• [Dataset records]
====================

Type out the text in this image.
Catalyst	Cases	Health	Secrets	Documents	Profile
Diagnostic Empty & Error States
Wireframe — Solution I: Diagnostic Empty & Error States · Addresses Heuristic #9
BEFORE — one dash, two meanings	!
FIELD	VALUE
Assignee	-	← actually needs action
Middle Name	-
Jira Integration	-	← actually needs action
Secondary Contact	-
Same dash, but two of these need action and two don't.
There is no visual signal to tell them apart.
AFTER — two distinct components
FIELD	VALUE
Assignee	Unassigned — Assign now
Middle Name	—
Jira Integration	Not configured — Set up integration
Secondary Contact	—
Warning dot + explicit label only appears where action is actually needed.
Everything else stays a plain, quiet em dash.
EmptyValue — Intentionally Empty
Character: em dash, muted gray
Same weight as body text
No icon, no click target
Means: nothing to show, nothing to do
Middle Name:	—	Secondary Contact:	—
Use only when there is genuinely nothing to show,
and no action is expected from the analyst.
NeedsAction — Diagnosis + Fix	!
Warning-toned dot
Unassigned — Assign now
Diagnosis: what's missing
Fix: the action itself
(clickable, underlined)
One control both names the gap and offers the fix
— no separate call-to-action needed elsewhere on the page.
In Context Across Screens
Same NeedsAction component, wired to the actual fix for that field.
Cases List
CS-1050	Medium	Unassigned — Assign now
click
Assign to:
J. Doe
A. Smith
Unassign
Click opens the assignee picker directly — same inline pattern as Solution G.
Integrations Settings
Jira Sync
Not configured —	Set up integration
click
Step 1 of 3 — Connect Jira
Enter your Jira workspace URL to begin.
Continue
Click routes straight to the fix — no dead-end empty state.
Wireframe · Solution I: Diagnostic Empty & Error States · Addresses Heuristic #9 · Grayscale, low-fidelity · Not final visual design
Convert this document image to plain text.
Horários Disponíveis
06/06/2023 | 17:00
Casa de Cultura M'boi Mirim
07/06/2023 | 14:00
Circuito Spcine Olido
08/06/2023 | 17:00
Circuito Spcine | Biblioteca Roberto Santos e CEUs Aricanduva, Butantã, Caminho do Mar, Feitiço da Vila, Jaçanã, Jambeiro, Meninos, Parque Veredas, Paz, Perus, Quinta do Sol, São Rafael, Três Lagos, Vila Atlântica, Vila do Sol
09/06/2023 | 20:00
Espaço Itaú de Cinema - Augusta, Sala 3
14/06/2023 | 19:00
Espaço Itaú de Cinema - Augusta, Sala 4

====================

• [What is being asked] Above are the records. Identify each line that contains the word "Jira".

• [Final result]
Jira Integration	-	← actually needs action
Jira Integration	Not configured — Set up integration
Jira Sync
Step 1 of 3 — Connect Jira
Enter your Jira workspace URL to begin.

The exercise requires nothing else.